::: SOURCE RECORDS
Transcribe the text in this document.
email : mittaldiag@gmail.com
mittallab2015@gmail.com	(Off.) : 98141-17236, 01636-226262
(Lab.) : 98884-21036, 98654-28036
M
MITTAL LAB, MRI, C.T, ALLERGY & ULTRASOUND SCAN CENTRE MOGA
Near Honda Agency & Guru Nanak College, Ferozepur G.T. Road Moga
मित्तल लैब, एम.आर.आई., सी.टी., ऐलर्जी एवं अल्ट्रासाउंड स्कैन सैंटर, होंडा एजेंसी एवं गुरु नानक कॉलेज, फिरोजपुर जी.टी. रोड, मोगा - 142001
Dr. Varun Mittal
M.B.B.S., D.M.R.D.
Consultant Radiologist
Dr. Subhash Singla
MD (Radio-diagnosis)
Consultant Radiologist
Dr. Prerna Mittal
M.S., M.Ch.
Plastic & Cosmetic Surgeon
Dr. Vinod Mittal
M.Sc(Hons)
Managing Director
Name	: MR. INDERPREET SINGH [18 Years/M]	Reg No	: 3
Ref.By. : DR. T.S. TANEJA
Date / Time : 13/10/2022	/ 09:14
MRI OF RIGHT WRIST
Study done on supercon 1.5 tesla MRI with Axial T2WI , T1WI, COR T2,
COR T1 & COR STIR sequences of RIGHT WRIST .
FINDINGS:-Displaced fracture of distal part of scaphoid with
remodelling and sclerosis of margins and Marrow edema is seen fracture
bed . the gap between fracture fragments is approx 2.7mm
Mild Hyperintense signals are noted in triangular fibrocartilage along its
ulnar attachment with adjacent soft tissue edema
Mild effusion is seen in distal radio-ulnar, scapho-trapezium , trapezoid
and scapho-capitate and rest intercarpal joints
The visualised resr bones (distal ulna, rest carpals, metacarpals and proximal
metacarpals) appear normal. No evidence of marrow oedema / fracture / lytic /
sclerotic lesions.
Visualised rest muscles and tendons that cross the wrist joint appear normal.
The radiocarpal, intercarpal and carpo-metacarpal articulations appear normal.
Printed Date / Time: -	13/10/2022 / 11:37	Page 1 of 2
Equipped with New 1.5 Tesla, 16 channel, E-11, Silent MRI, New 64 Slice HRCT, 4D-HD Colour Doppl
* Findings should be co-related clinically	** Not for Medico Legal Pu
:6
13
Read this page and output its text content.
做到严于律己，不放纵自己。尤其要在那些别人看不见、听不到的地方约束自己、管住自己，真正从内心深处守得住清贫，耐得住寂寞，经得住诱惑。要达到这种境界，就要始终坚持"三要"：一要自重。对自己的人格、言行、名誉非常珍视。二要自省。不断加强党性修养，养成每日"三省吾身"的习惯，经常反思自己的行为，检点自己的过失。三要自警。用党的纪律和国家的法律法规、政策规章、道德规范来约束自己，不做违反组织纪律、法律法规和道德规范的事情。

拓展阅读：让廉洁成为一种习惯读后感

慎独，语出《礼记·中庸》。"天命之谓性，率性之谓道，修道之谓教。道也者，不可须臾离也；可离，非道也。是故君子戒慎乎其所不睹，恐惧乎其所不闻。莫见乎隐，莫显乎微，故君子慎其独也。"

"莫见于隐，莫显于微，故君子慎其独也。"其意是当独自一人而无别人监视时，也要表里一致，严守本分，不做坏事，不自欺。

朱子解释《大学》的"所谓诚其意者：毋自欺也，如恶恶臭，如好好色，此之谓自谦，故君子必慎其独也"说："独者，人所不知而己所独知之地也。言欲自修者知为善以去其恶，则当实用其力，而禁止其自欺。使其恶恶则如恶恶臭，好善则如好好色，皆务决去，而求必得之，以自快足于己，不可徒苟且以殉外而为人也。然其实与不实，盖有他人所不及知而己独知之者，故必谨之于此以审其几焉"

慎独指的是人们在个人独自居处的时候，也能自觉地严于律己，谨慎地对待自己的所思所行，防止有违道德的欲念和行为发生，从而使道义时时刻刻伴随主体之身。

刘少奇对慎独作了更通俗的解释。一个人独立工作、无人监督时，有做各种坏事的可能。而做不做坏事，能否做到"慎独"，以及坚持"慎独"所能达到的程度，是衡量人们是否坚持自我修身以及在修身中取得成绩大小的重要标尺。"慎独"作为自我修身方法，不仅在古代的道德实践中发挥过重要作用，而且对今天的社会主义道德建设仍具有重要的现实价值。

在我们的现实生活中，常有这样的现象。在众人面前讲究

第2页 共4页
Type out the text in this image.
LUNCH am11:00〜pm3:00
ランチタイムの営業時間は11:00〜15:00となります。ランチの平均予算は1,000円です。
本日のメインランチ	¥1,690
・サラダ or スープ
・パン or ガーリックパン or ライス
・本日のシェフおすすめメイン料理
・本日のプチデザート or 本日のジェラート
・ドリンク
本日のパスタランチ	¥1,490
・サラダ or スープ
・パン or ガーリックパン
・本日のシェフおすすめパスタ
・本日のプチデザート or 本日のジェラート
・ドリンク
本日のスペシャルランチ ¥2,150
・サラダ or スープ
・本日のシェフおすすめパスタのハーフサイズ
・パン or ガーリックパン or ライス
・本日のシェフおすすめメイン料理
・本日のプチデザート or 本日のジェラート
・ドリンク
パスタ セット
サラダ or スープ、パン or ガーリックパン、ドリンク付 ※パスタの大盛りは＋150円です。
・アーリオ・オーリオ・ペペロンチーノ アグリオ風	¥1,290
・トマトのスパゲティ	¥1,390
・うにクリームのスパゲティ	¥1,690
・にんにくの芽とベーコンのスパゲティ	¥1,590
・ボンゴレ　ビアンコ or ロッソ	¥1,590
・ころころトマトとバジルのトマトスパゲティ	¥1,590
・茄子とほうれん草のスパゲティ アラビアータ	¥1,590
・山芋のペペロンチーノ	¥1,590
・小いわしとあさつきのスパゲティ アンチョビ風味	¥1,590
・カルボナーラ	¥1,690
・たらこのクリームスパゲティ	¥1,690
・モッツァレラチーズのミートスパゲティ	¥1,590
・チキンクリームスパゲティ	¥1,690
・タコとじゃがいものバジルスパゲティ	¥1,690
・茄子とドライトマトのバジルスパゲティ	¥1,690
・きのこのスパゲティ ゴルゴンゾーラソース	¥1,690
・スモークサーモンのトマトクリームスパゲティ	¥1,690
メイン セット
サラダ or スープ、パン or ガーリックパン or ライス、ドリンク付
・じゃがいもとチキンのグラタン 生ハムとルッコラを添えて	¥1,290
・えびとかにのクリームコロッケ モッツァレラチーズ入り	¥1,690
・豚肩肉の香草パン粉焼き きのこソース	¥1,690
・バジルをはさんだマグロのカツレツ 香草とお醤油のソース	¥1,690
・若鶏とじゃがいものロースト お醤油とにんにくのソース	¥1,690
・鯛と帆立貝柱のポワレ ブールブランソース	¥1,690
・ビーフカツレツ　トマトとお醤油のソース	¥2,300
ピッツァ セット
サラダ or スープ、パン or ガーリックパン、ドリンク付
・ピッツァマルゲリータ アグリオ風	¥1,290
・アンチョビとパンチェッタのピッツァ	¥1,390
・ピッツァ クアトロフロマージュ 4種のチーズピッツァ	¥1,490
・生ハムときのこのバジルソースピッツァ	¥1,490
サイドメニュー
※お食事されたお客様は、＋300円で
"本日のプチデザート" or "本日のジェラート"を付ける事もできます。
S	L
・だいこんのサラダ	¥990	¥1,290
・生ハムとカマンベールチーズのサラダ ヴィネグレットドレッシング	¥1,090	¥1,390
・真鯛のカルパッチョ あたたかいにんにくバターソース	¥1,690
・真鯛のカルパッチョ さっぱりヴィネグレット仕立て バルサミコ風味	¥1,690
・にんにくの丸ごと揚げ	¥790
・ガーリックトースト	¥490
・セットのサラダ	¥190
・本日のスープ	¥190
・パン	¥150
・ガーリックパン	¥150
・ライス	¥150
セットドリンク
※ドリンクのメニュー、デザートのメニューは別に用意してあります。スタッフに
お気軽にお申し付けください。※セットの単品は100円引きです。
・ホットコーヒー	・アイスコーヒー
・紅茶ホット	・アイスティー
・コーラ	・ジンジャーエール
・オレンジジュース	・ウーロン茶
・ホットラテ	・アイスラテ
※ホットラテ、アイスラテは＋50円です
::::::
= THE PROBLEM =
Find the word "with" in the entries, and copy every line it shows up in.

= ANSWER BELOW =
Study done on supercon 1.5 tesla MRI with Axial T2WI , T1WI, COR T2,
FINDINGS:-Displaced fracture of distal part of scaphoid with
ulnar attachment with adjacent soft tissue edema
Equipped with New 1.5 Tesla, 16 channel, E-11, Silent MRI, New 64 Slice HRCT, 4D-HD Colour Doppl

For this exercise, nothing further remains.